## Short task
Copy out each line of the material below that holds the string "type".

------------

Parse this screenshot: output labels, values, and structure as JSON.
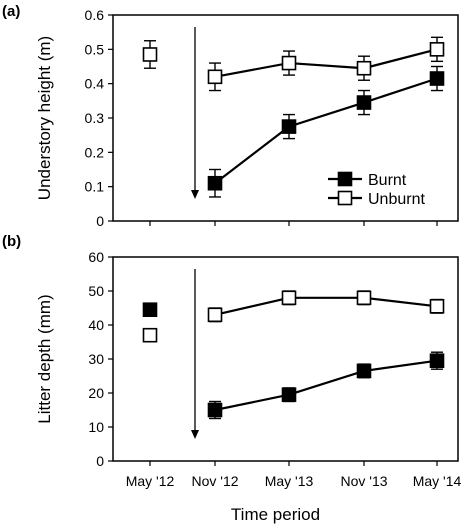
{
  "chart_data": [
    {
      "panel_label": "(a)",
      "type": "line",
      "ylabel": "Understory height (m)",
      "ylim": [
        0,
        0.6
      ],
      "yticks": [
        0,
        0.1,
        0.2,
        0.3,
        0.4,
        0.5,
        0.6
      ],
      "ytick_labels": [
        "0",
        "0.1",
        "0.2",
        "0.3",
        "0.4",
        "0.5",
        "0.6"
      ],
      "categories": [
        "May '12",
        "Nov '12",
        "May '13",
        "Nov '13",
        "May '14"
      ],
      "series": [
        {
          "name": "Burnt",
          "marker": "filled-square",
          "color": "#000000",
          "values": [
            null,
            0.11,
            0.275,
            0.345,
            0.415
          ],
          "errors": [
            null,
            0.04,
            0.035,
            0.035,
            0.035
          ]
        },
        {
          "name": "Unburnt",
          "marker": "open-square",
          "color": "#000000",
          "values": [
            0.485,
            0.42,
            0.46,
            0.445,
            0.5
          ],
          "errors": [
            0.04,
            0.04,
            0.035,
            0.035,
            0.035
          ]
        }
      ],
      "connect_from_index": 1,
      "arrow_at_category": "Nov '12",
      "legend": {
        "position": "bottom-right",
        "entries": [
          "Burnt",
          "Unburnt"
        ]
      }
    },
    {
      "panel_label": "(b)",
      "type": "line",
      "ylabel": "Litter depth (mm)",
      "ylim": [
        0,
        60
      ],
      "yticks": [
        0,
        10,
        20,
        30,
        40,
        50,
        60
      ],
      "ytick_labels": [
        "0",
        "10",
        "20",
        "30",
        "40",
        "50",
        "60"
      ],
      "xlabel": "Time period",
      "categories": [
        "May '12",
        "Nov '12",
        "May '13",
        "Nov '13",
        "May '14"
      ],
      "series": [
        {
          "name": "Burnt",
          "marker": "filled-square",
          "color": "#000000",
          "values": [
            44.5,
            15,
            19.5,
            26.5,
            29.5
          ],
          "errors": [
            null,
            2.5,
            2.0,
            2.0,
            2.5
          ]
        },
        {
          "name": "Unburnt",
          "marker": "open-square",
          "color": "#000000",
          "values": [
            37,
            43,
            48,
            48,
            45.5
          ],
          "errors": [
            1.5,
            2.0,
            2.0,
            2.0,
            2.0
          ]
        }
      ],
      "connect_from_index": 1,
      "arrow_at_category": "Nov '12"
    }
  ]
}
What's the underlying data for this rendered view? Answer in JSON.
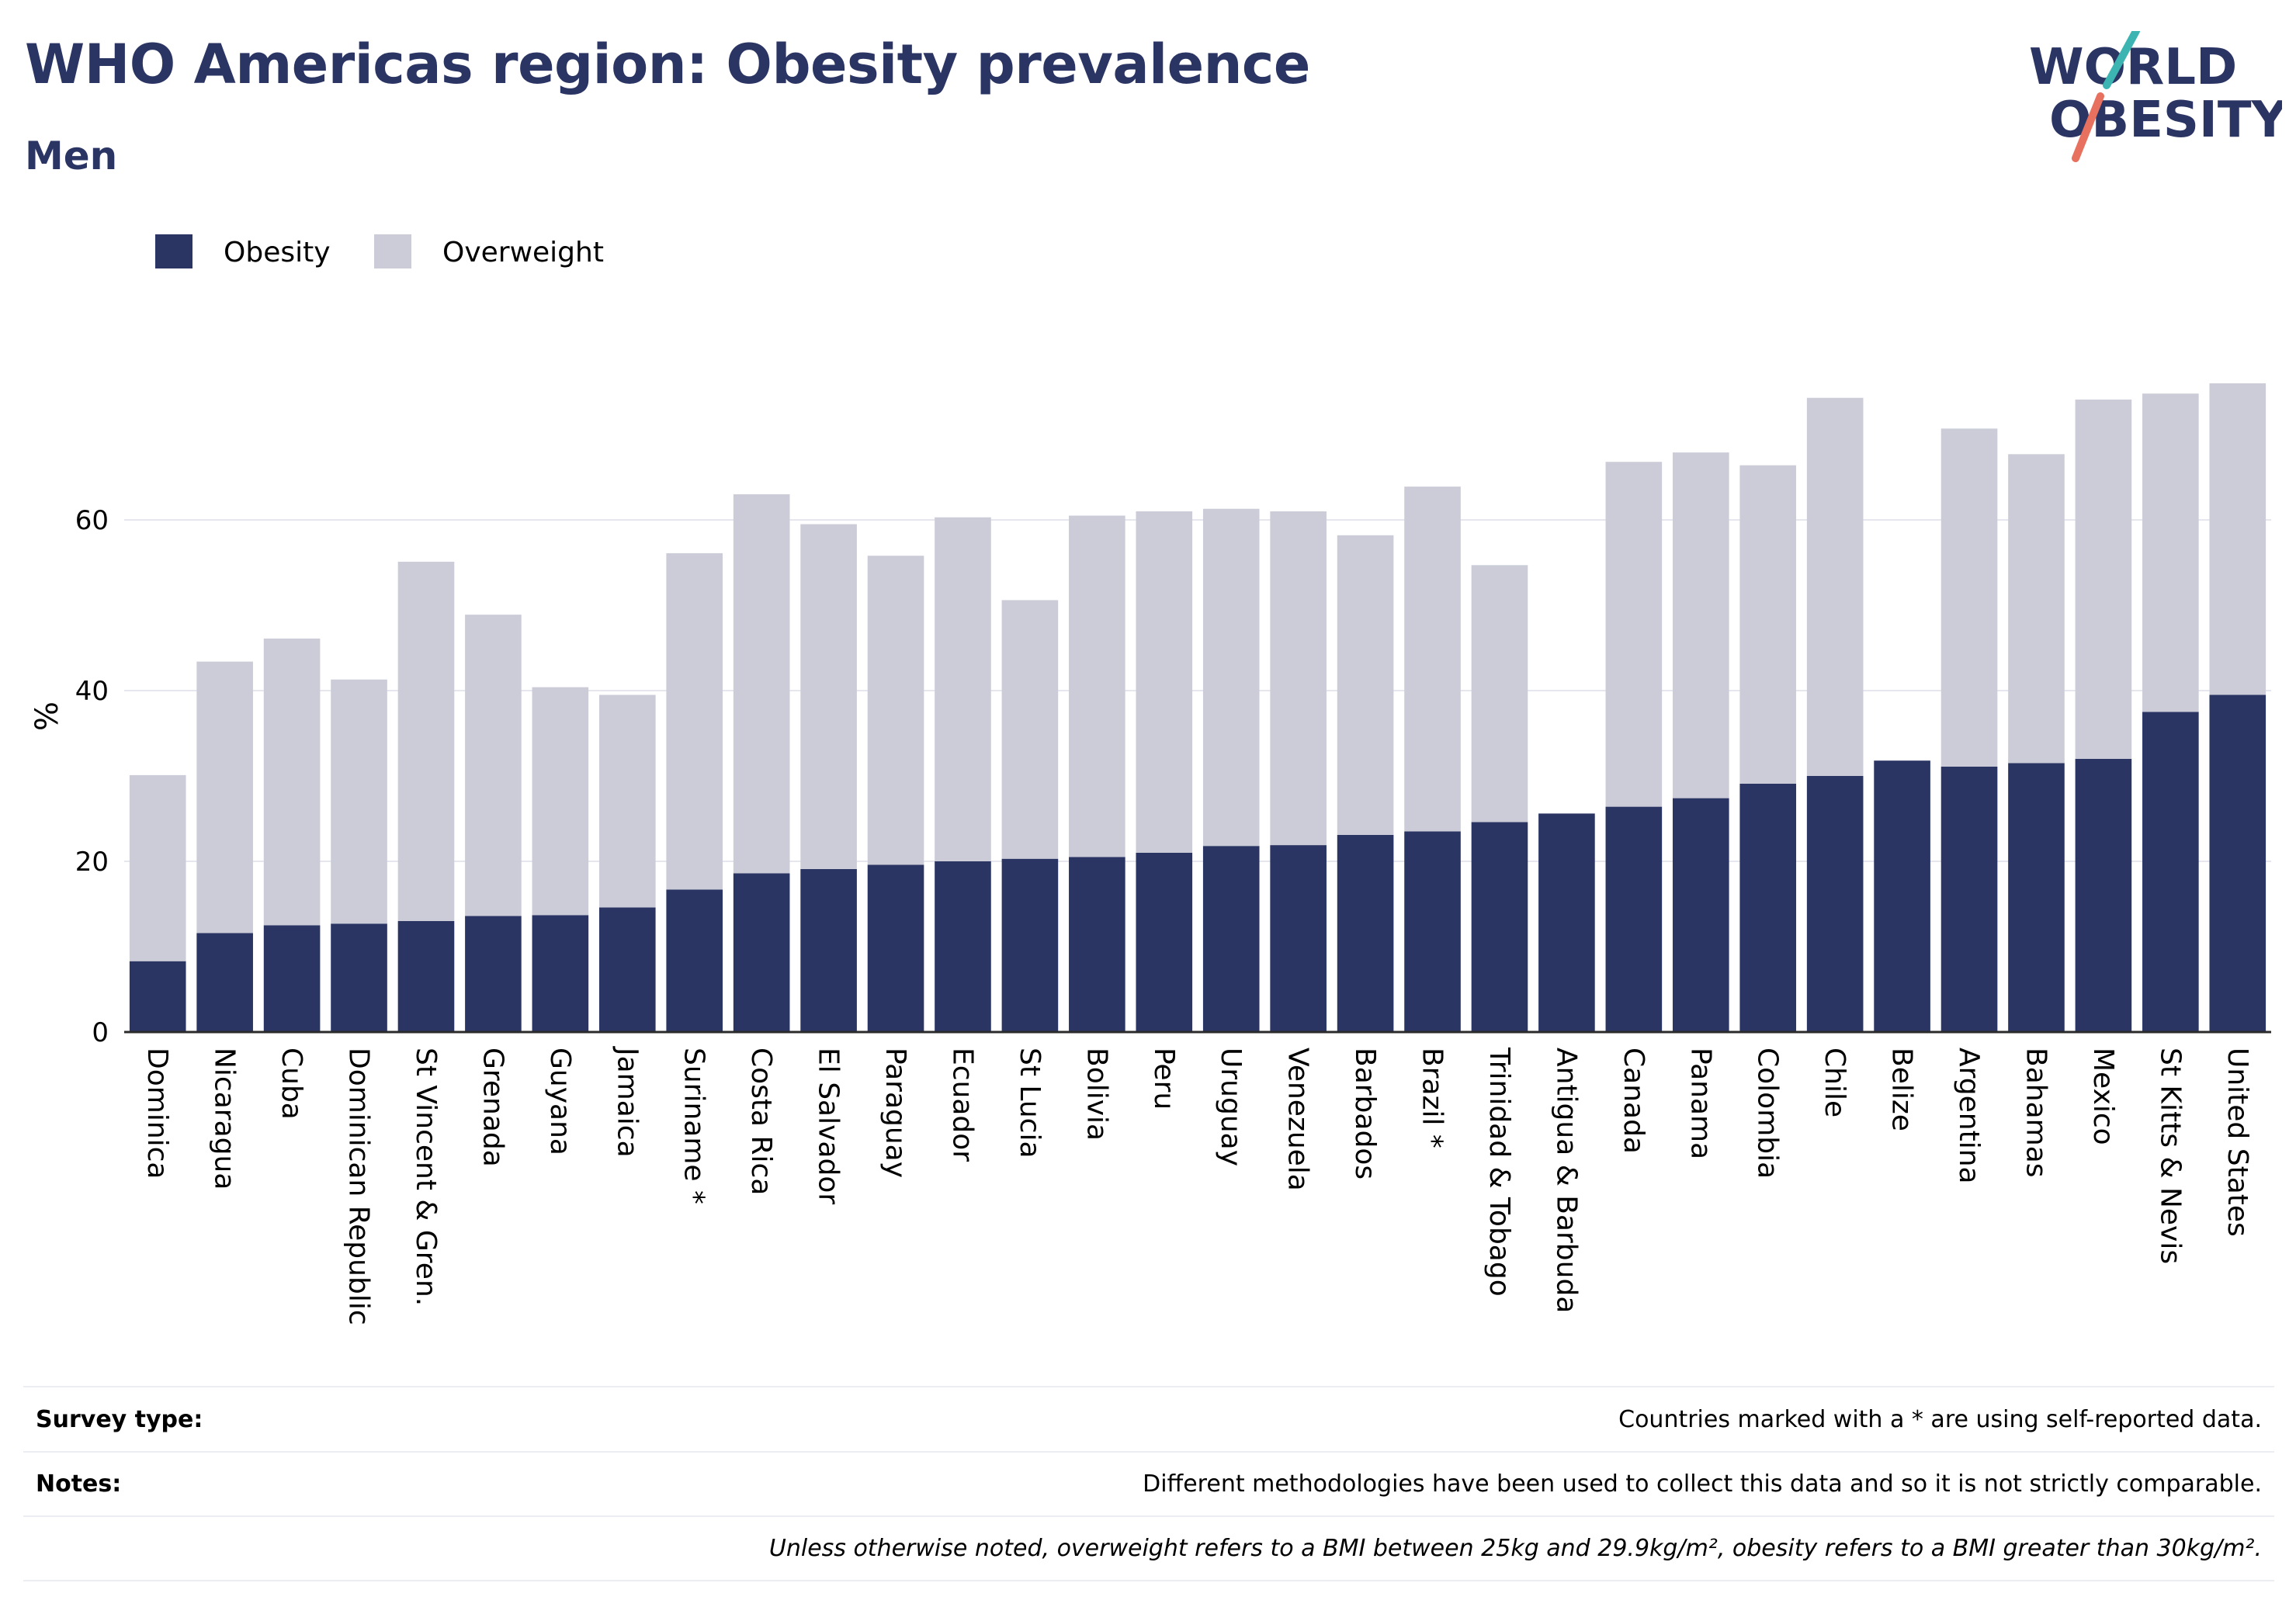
{
  "header": {
    "title": "WHO Americas region: Obesity prevalence",
    "subtitle": "Men"
  },
  "logo": {
    "line1": "WORLD",
    "line2": "OBESITY",
    "accent_teal": "#3cb4b1",
    "accent_coral": "#e8705e"
  },
  "colors": {
    "obesity": "#2b3564",
    "overweight": "#cbccd8",
    "grid": "#e6e7ee",
    "text": "#2b3564"
  },
  "chart_data": {
    "type": "bar",
    "stacked": true,
    "ylabel": "%",
    "ylim": [
      0,
      80
    ],
    "yticks": [
      0,
      20,
      40,
      60
    ],
    "grid": true,
    "legend_placement": "top-left",
    "categories": [
      "Dominica",
      "Nicaragua",
      "Cuba",
      "Dominican Republic",
      "St Vincent & Gren.",
      "Grenada",
      "Guyana",
      "Jamaica",
      "Suriname *",
      "Costa Rica",
      "El Salvador",
      "Paraguay",
      "Ecuador",
      "St Lucia",
      "Bolivia",
      "Peru",
      "Uruguay",
      "Venezuela",
      "Barbados",
      "Brazil *",
      "Trinidad & Tobago",
      "Antigua & Barbuda",
      "Canada",
      "Panama",
      "Colombia",
      "Chile",
      "Belize",
      "Argentina",
      "Bahamas",
      "Mexico",
      "St Kitts & Nevis",
      "United States"
    ],
    "series": [
      {
        "name": "Obesity",
        "values": [
          8.3,
          11.6,
          12.5,
          12.7,
          13.0,
          13.6,
          13.7,
          14.6,
          16.7,
          18.6,
          19.1,
          19.6,
          20.0,
          20.3,
          20.5,
          21.0,
          21.8,
          21.9,
          23.1,
          23.5,
          24.6,
          25.6,
          26.4,
          27.4,
          29.1,
          30.0,
          31.8,
          31.1,
          31.5,
          32.0,
          37.5,
          39.5
        ]
      },
      {
        "name": "Overweight",
        "values": [
          21.8,
          31.8,
          33.6,
          28.6,
          42.1,
          35.3,
          26.7,
          24.9,
          39.4,
          44.4,
          40.4,
          36.2,
          40.3,
          30.3,
          40.0,
          40.0,
          39.5,
          39.1,
          35.1,
          40.4,
          30.1,
          0,
          40.4,
          40.5,
          37.3,
          44.3,
          0,
          39.6,
          36.2,
          42.1,
          37.3,
          36.5
        ]
      }
    ]
  },
  "footer": {
    "survey_label": "Survey type:",
    "survey_text": "Countries marked with a * are using self-reported data.",
    "notes_label": "Notes:",
    "notes_text": "Different methodologies have been used to collect this data and so it is not strictly comparable.",
    "definition_text": "Unless otherwise noted, overweight refers to a BMI between 25kg and 29.9kg/m², obesity refers to a BMI greater than 30kg/m²."
  }
}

------------

## Exercise response
      "type": "line",
      "type": "line",
    "type": "bar",
    "survey_label": "Survey type:",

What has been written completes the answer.